Instructions to follow
Return the count of lines that hold the string "территорий", with no other words.

Data listing
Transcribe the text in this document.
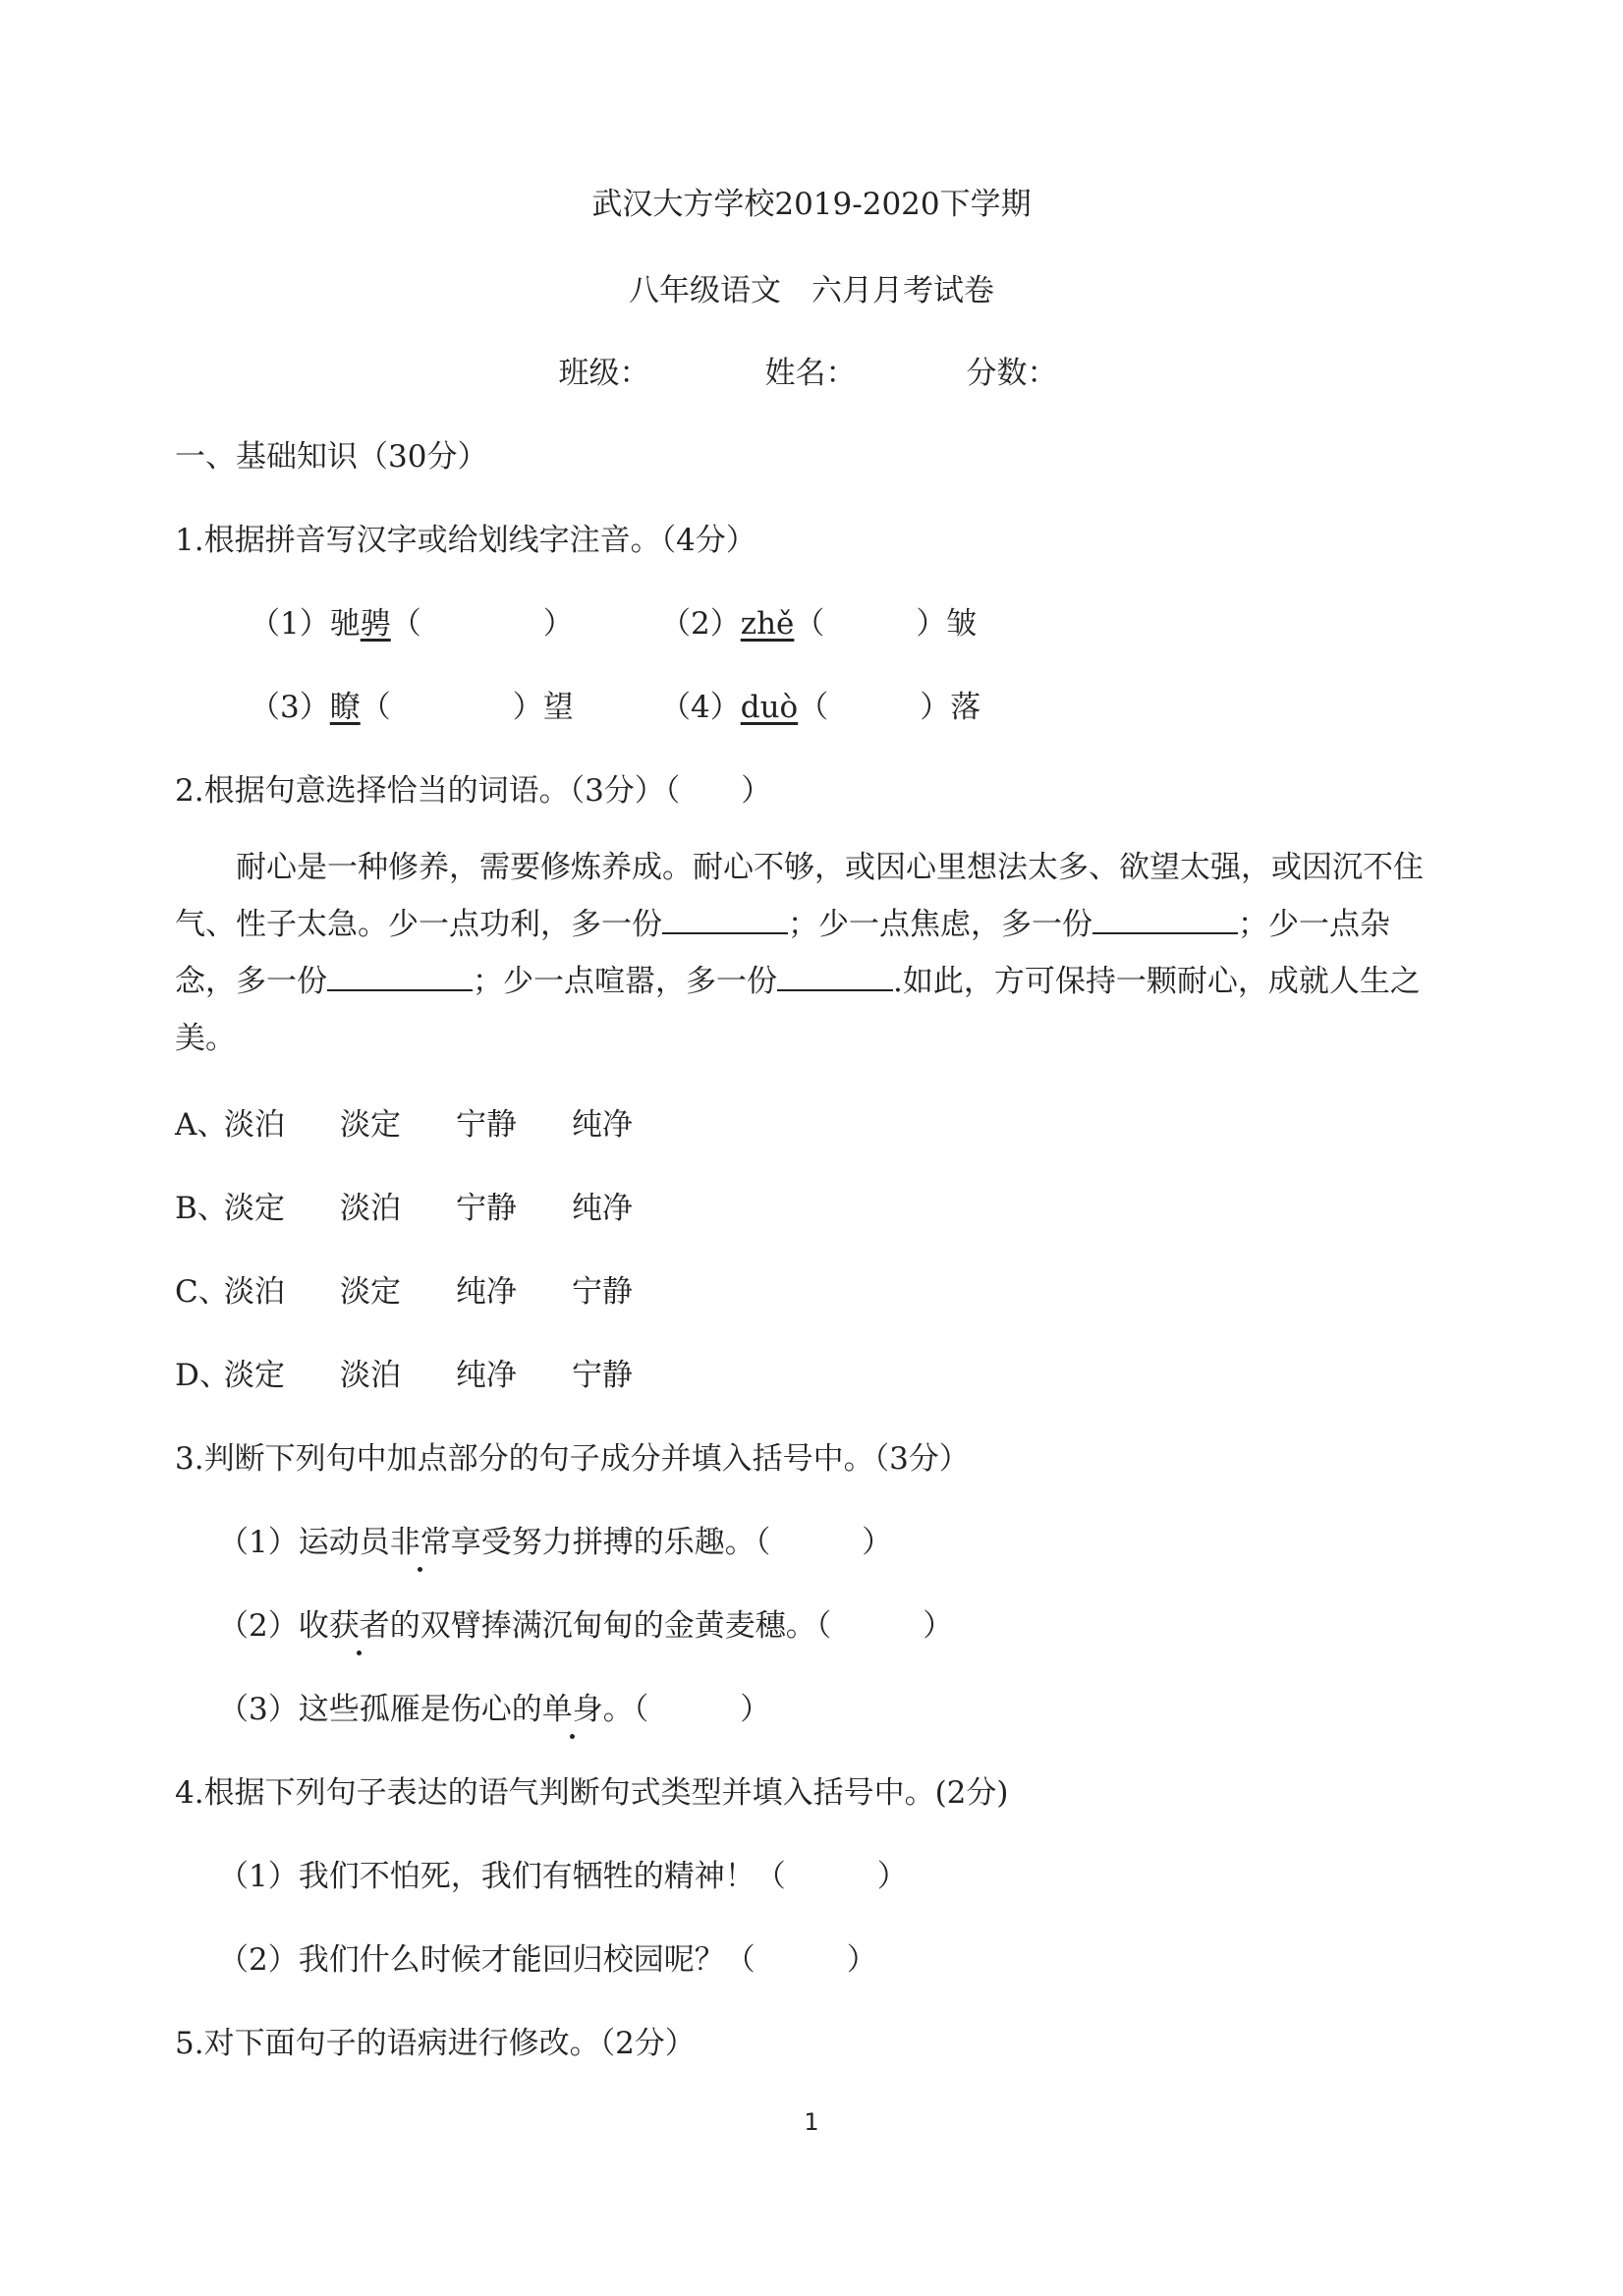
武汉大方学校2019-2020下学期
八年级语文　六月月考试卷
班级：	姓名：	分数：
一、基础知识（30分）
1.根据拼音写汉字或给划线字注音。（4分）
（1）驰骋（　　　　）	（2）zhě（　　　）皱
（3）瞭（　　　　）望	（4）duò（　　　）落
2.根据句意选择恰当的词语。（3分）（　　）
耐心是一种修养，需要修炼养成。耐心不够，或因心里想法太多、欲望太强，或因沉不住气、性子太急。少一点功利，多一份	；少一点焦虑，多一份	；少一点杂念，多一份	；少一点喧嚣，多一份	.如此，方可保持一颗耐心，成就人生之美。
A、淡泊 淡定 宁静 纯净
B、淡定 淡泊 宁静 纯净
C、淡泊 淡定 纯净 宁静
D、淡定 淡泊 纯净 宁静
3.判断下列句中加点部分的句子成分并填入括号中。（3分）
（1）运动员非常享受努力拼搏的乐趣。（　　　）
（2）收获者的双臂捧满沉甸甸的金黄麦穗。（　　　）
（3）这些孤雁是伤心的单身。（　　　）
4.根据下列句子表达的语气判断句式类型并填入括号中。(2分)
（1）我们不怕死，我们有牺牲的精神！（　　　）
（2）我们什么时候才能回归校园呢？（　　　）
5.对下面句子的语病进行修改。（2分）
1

==

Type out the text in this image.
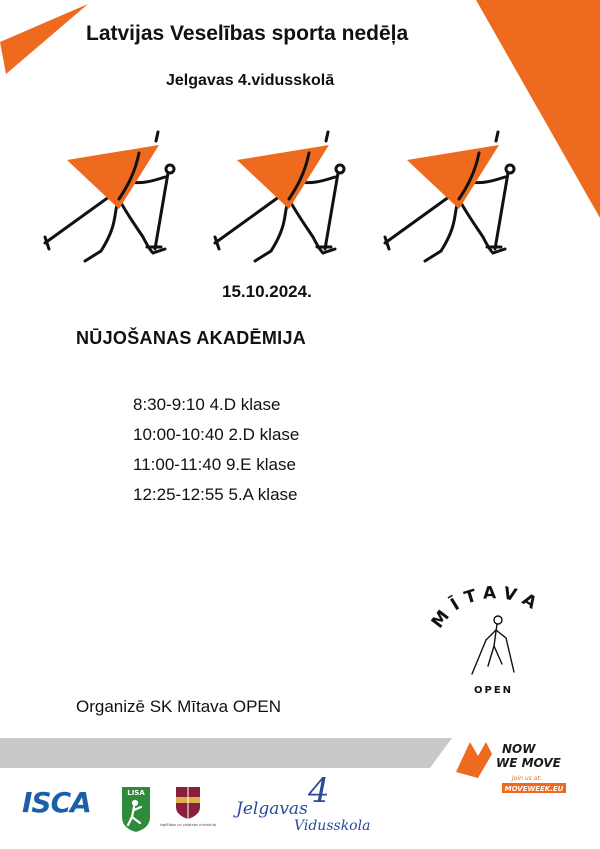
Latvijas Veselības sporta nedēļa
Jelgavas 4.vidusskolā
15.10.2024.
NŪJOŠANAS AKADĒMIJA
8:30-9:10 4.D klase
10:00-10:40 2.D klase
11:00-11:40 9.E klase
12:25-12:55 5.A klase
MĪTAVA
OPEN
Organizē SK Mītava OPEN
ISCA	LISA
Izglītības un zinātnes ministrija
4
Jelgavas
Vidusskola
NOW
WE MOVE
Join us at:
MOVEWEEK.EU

...

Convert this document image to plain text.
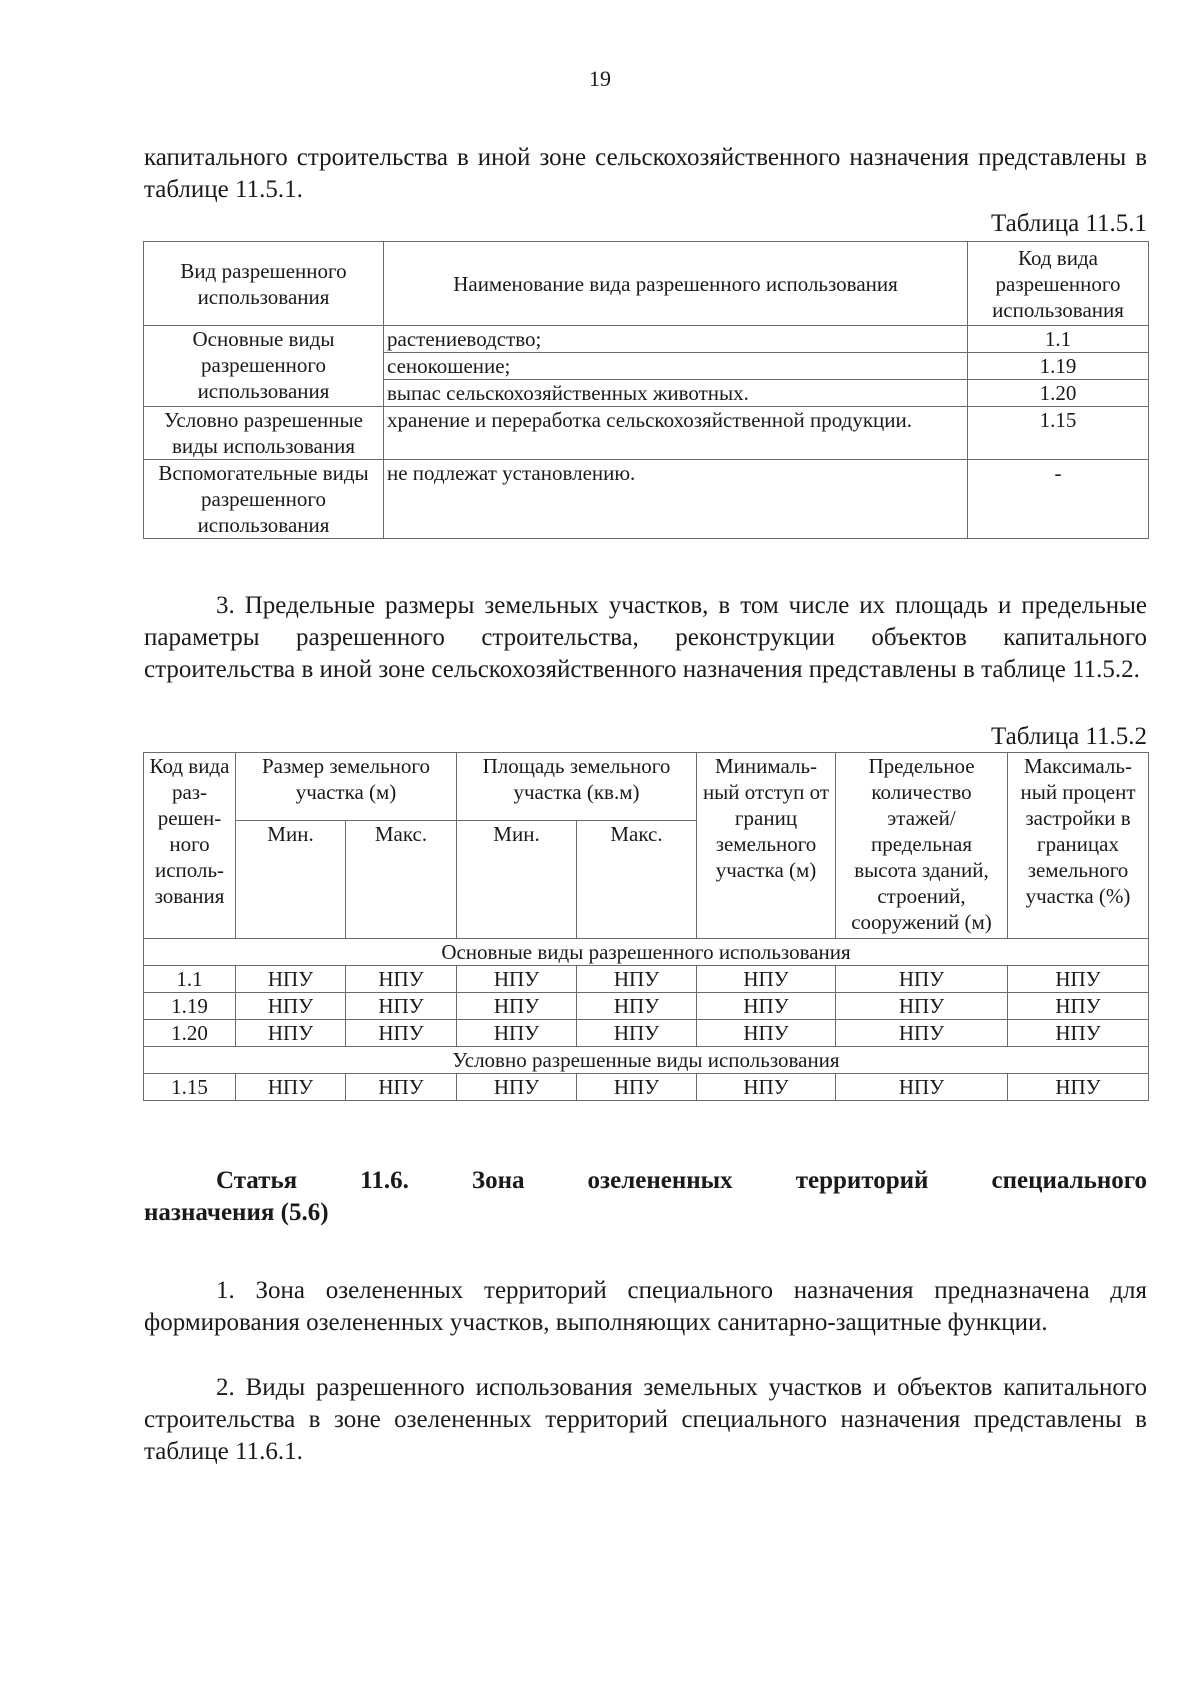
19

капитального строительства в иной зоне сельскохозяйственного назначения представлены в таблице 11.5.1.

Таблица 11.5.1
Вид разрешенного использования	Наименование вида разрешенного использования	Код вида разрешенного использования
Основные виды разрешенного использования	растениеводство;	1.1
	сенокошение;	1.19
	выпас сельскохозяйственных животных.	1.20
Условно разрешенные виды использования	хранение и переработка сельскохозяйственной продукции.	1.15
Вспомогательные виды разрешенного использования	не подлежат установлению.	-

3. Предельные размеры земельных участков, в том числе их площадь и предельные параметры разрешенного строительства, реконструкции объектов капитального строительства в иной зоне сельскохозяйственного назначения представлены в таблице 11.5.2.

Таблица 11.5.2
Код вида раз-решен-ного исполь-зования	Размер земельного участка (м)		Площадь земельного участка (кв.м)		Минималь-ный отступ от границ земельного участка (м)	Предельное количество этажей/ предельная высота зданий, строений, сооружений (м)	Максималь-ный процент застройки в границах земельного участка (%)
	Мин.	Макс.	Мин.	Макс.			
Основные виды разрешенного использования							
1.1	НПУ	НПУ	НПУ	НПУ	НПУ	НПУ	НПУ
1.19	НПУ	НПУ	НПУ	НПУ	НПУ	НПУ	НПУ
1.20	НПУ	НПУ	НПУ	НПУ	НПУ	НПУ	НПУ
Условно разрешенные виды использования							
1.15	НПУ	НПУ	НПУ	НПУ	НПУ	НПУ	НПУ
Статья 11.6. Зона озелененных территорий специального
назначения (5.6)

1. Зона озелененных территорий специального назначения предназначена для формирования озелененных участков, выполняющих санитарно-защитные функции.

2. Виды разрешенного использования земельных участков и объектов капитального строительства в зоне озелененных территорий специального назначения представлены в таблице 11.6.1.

The solution
3